═════ Supplied entries ═════

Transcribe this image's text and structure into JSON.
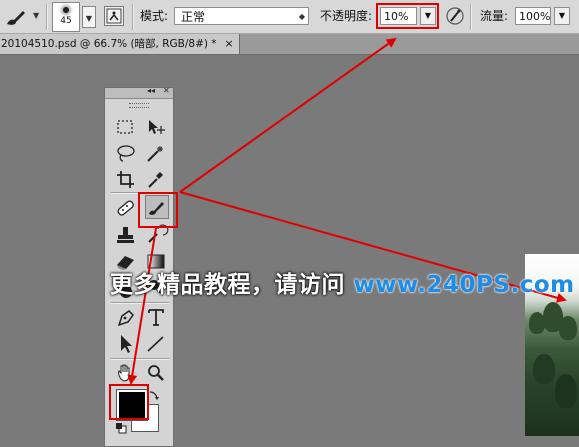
{
  "options_bar": {
    "brush_size": "45",
    "mode_label": "模式:",
    "mode_value": "正常",
    "opacity_label": "不透明度:",
    "opacity_value": "10%",
    "flow_label": "流量:",
    "flow_value": "100%"
  },
  "document_tab": {
    "title": "20104510.psd @ 66.7% (暗部, RGB/8#) *",
    "close": "×"
  },
  "tools_panel": {
    "collapse_glyph": "◂◂",
    "close_glyph": "✕",
    "tools": [
      "marquee-tool",
      "move-tool",
      "lasso-tool",
      "magic-wand-tool",
      "crop-tool",
      "eyedropper-tool",
      "spot-healing-tool",
      "brush-tool",
      "clone-stamp-tool",
      "history-brush-tool",
      "eraser-tool",
      "gradient-tool",
      "blur-tool",
      "dodge-tool",
      "pen-tool",
      "type-tool",
      "path-selection-tool",
      "line-tool",
      "hand-tool",
      "zoom-tool"
    ],
    "selected_tool": "brush-tool",
    "foreground_color": "#000000",
    "background_color": "#ffffff"
  },
  "watermark": {
    "text_cn": "更多精品教程，请访问",
    "url": "www.240PS.com"
  },
  "colors": {
    "highlight": "#e00000",
    "arrow": "#e00000",
    "workspace": "#7a7a7a",
    "url_blue": "#1f8ce6"
  }
}
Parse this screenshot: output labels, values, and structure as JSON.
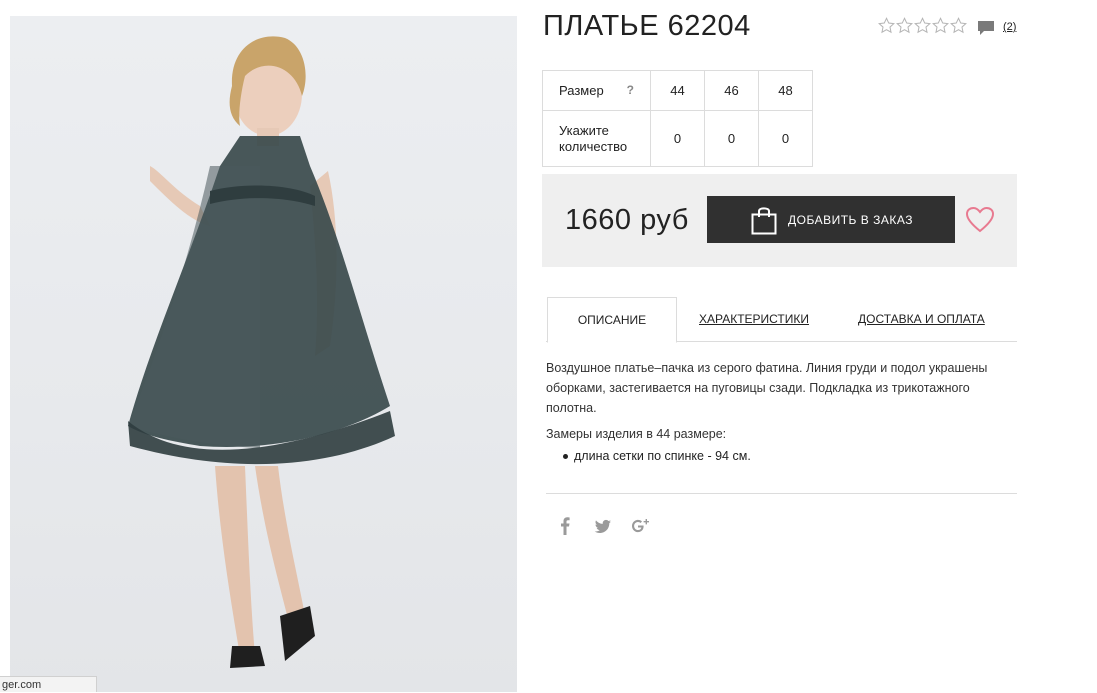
{
  "product": {
    "title": "ПЛАТЬЕ 62204",
    "reviews_count": "(2)",
    "price": "1660 руб"
  },
  "sizes_table": {
    "size_label": "Размер",
    "help_mark": "?",
    "sizes": [
      "44",
      "46",
      "48"
    ],
    "qty_label": "Укажите количество",
    "quantities": [
      "0",
      "0",
      "0"
    ]
  },
  "buy": {
    "add_to_order_label": "ДОБАВИТЬ В ЗАКАЗ"
  },
  "tabs": [
    {
      "label": "ОПИСАНИЕ"
    },
    {
      "label": "ХАРАКТЕРИСТИКИ"
    },
    {
      "label": "ДОСТАВКА И ОПЛАТА"
    }
  ],
  "description": {
    "text": "Воздушное платье–пачка из серого фатина. Линия груди и подол украшены оборками, застегивается на пуговицы сзади. Подкладка из трикотажного полотна.",
    "measures_title": "Замеры изделия в 44 размере:",
    "measures": [
      "длина сетки по спинке - 94 см."
    ]
  },
  "status_bar": {
    "url_fragment": "ger.com"
  },
  "icons": {
    "rating": "star-outline-icon",
    "reviews": "comment-icon",
    "bag": "shopping-bag-icon",
    "wishlist": "heart-icon",
    "social": [
      "facebook-icon",
      "twitter-icon",
      "google-plus-icon"
    ]
  },
  "colors": {
    "button_bg": "#303030",
    "buybox_bg": "#efefef",
    "heart": "#e87a90",
    "star_outline": "#b5b5b5",
    "social": "#9a9a9a"
  }
}
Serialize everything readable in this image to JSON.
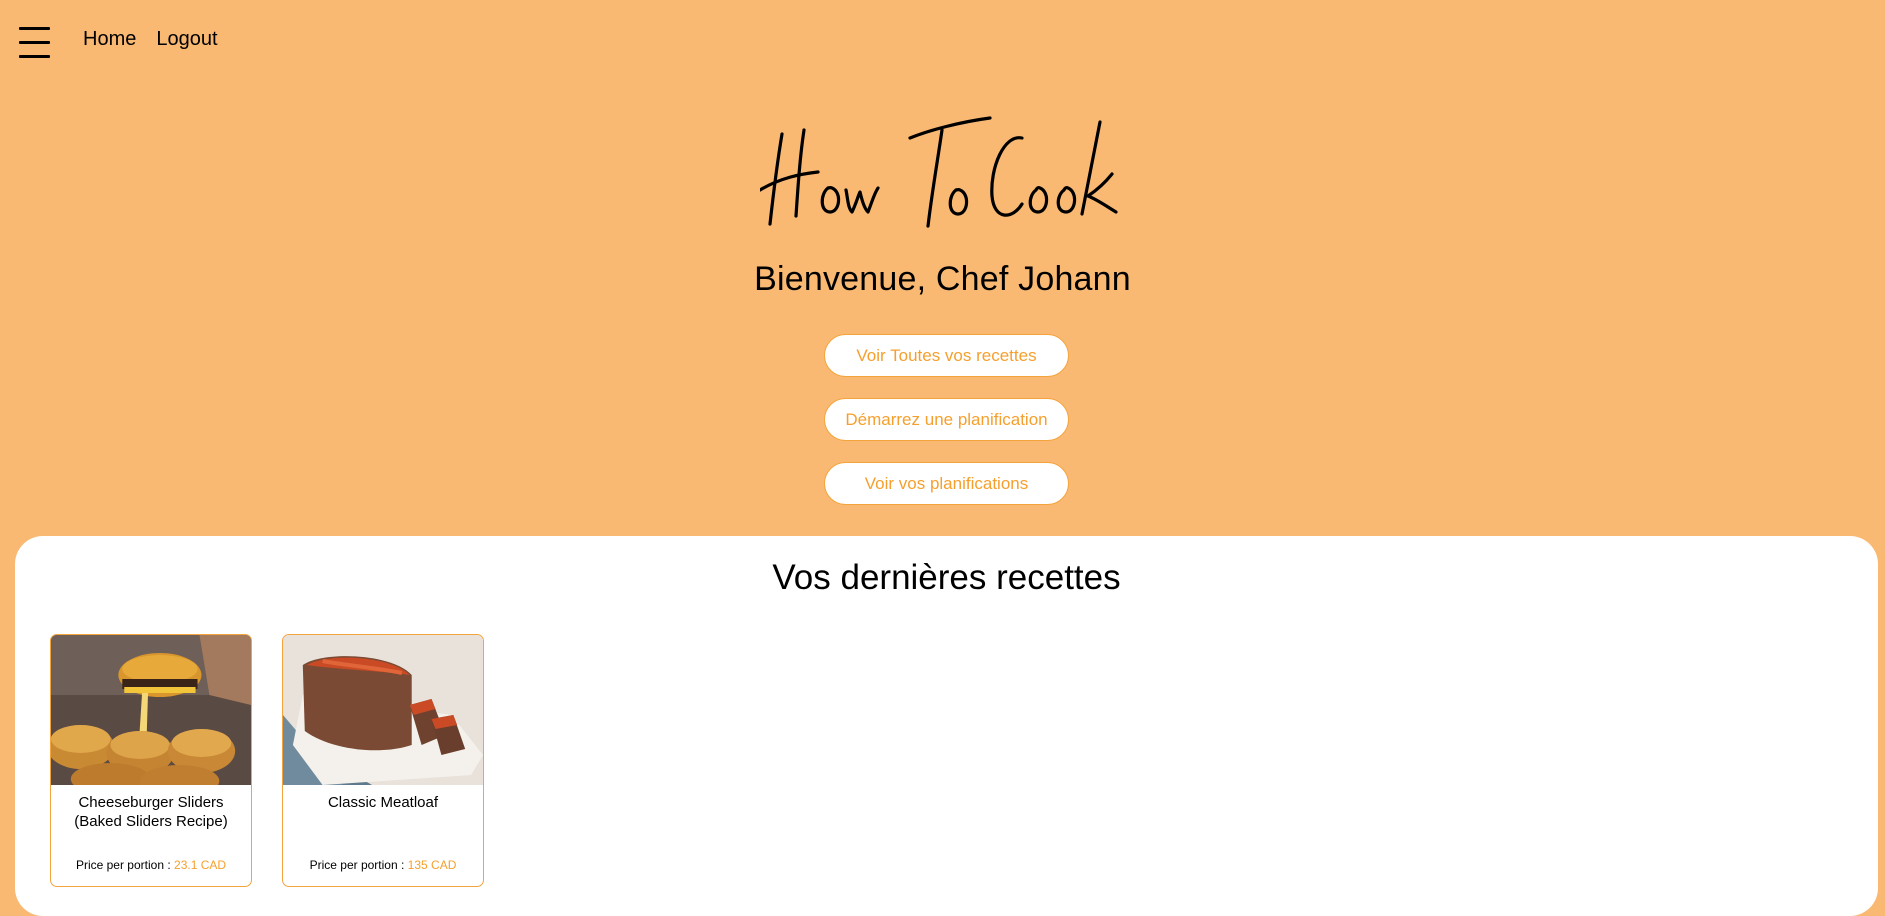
{
  "nav": {
    "home": "Home",
    "logout": "Logout"
  },
  "brand": {
    "logo_text": "How To Cook"
  },
  "welcome": "Bienvenue, Chef Johann",
  "actions": {
    "all_recipes": "Voir Toutes vos recettes",
    "start_planning": "Démarrez une planification",
    "view_plannings": "Voir vos planifications"
  },
  "recent": {
    "title": "Vos dernières recettes",
    "price_label": "Price per portion :",
    "recipes": [
      {
        "title": "Cheeseburger Sliders (Baked Sliders Recipe)",
        "price": "23.1 CAD",
        "image": "cheeseburger-sliders-photo"
      },
      {
        "title": "Classic Meatloaf",
        "price": "135 CAD",
        "image": "meatloaf-photo"
      }
    ]
  },
  "colors": {
    "background": "#F9B973",
    "accent": "#F5A02E",
    "panel": "#FFFFFF"
  },
  "icons": {
    "menu": "hamburger-menu-icon"
  }
}
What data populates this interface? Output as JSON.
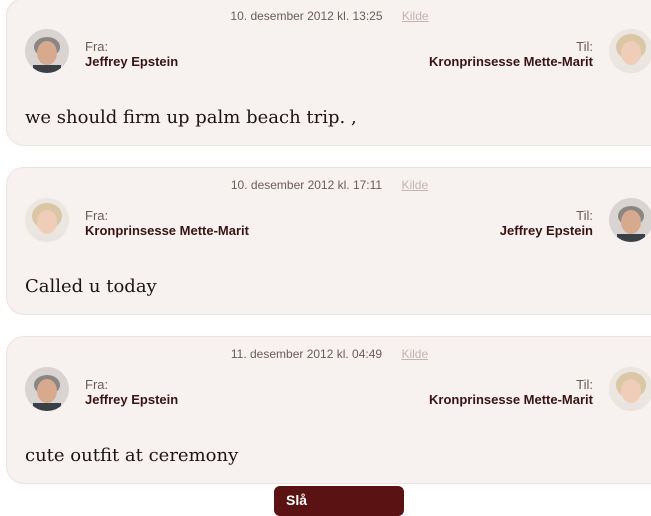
{
  "messages": [
    {
      "date": "10. desember 2012 kl. 13:25",
      "source": "Kilde",
      "from_label": "Fra:",
      "from_name": "Jeffrey Epstein",
      "to_label": "Til:",
      "to_name": "Kronprinsesse Mette-Marit",
      "text": "we should firm up palm beach trip. ,"
    },
    {
      "date": "10. desember 2012 kl. 17:11",
      "source": "Kilde",
      "from_label": "Fra:",
      "from_name": "Kronprinsesse Mette-Marit",
      "to_label": "Til:",
      "to_name": "Jeffrey Epstein",
      "text": "Called u today"
    },
    {
      "date": "11. desember 2012 kl. 04:49",
      "source": "Kilde",
      "from_label": "Fra:",
      "from_name": "Jeffrey Epstein",
      "to_label": "Til:",
      "to_name": "Kronprinsesse Mette-Marit",
      "text": "cute outfit at ceremony"
    }
  ],
  "button": {
    "label": "Slå"
  },
  "colors": {
    "card_bg": "#f7f1ef",
    "name_text": "#3a1414",
    "button_bg": "#5a1212",
    "link_muted": "#c4b3b0"
  },
  "icons": {
    "male_avatar": "avatar-jeffrey-epstein",
    "female_avatar": "avatar-mette-marit"
  }
}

═════

Task to carry out >> Print the records above exactly as they stand, but leave out the pictures.

Written answer >>
Transcribe this image's text and structure into JSON.
{
  "options_bar": {
    "brush_size": "45",
    "mode_label": "模式:",
    "mode_value": "正常",
    "opacity_label": "不透明度:",
    "opacity_value": "10%",
    "flow_label": "流量:",
    "flow_value": "100%"
  },
  "document_tab": {
    "title": "20104510.psd @ 66.7% (暗部, RGB/8#) *",
    "close": "×"
  },
  "tools_panel": {
    "collapse_glyph": "◂◂",
    "close_glyph": "✕",
    "tools": [
      "marquee-tool",
      "move-tool",
      "lasso-tool",
      "magic-wand-tool",
      "crop-tool",
      "eyedropper-tool",
      "spot-healing-tool",
      "brush-tool",
      "clone-stamp-tool",
      "history-brush-tool",
      "eraser-tool",
      "gradient-tool",
      "blur-tool",
      "dodge-tool",
      "pen-tool",
      "type-tool",
      "path-selection-tool",
      "line-tool",
      "hand-tool",
      "zoom-tool"
    ],
    "selected_tool": "brush-tool",
    "foreground_color": "#000000",
    "background_color": "#ffffff"
  },
  "watermark": {
    "text_cn": "更多精品教程，请访问",
    "url": "www.240PS.com"
  },
  "colors": {
    "highlight": "#e00000",
    "arrow": "#e00000",
    "workspace": "#7a7a7a",
    "url_blue": "#1f8ce6"
  }
}
Parse this screenshot: output labels, values, and structure as JSON.
{
  "product": {
    "title": "ПЛАТЬЕ 62204",
    "reviews_count": "(2)",
    "price": "1660 руб"
  },
  "sizes_table": {
    "size_label": "Размер",
    "help_mark": "?",
    "sizes": [
      "44",
      "46",
      "48"
    ],
    "qty_label": "Укажите количество",
    "quantities": [
      "0",
      "0",
      "0"
    ]
  },
  "buy": {
    "add_to_order_label": "ДОБАВИТЬ В ЗАКАЗ"
  },
  "tabs": [
    {
      "label": "ОПИСАНИЕ"
    },
    {
      "label": "ХАРАКТЕРИСТИКИ"
    },
    {
      "label": "ДОСТАВКА И ОПЛАТА"
    }
  ],
  "description": {
    "text": "Воздушное платье–пачка из серого фатина. Линия груди и подол украшены оборками, застегивается на пуговицы сзади. Подкладка из трикотажного полотна.",
    "measures_title": "Замеры изделия в 44 размере:",
    "measures": [
      "длина сетки по спинке - 94 см."
    ]
  },
  "status_bar": {
    "url_fragment": "ger.com"
  },
  "icons": {
    "rating": "star-outline-icon",
    "reviews": "comment-icon",
    "bag": "shopping-bag-icon",
    "wishlist": "heart-icon",
    "social": [
      "facebook-icon",
      "twitter-icon",
      "google-plus-icon"
    ]
  },
  "colors": {
    "button_bg": "#303030",
    "buybox_bg": "#efefef",
    "heart": "#e87a90",
    "star_outline": "#b5b5b5",
    "social": "#9a9a9a"
  }
}
Serialize everything readable in this image to JSON.
{
  "nav": {
    "home": "Home",
    "logout": "Logout"
  },
  "brand": {
    "logo_text": "How To Cook"
  },
  "welcome": "Bienvenue, Chef Johann",
  "actions": {
    "all_recipes": "Voir Toutes vos recettes",
    "start_planning": "Démarrez une planification",
    "view_plannings": "Voir vos planifications"
  },
  "recent": {
    "title": "Vos dernières recettes",
    "price_label": "Price per portion :",
    "recipes": [
      {
        "title": "Cheeseburger Sliders (Baked Sliders Recipe)",
        "price": "23.1 CAD",
        "image": "cheeseburger-sliders-photo"
      },
      {
        "title": "Classic Meatloaf",
        "price": "135 CAD",
        "image": "meatloaf-photo"
      }
    ]
  },
  "colors": {
    "background": "#F9B973",
    "accent": "#F5A02E",
    "panel": "#FFFFFF"
  },
  "icons": {
    "menu": "hamburger-menu-icon"
  }
}
What data populates this interface? Output as JSON.
{
  "messages": [
    {
      "date": "10. desember 2012 kl. 13:25",
      "source": "Kilde",
      "from_label": "Fra:",
      "from_name": "Jeffrey Epstein",
      "to_label": "Til:",
      "to_name": "Kronprinsesse Mette-Marit",
      "text": "we should firm up palm beach trip. ,"
    },
    {
      "date": "10. desember 2012 kl. 17:11",
      "source": "Kilde",
      "from_label": "Fra:",
      "from_name": "Kronprinsesse Mette-Marit",
      "to_label": "Til:",
      "to_name": "Jeffrey Epstein",
      "text": "Called u today"
    },
    {
      "date": "11. desember 2012 kl. 04:49",
      "source": "Kilde",
      "from_label": "Fra:",
      "from_name": "Jeffrey Epstein",
      "to_label": "Til:",
      "to_name": "Kronprinsesse Mette-Marit",
      "text": "cute outfit at ceremony"
    }
  ],
  "button": {
    "label": "Slå"
  },
  "colors": {
    "card_bg": "#f7f1ef",
    "name_text": "#3a1414",
    "button_bg": "#5a1212",
    "link_muted": "#c4b3b0"
  },
  "icons": {
    "male_avatar": "avatar-jeffrey-epstein",
    "female_avatar": "avatar-mette-marit"
  }
}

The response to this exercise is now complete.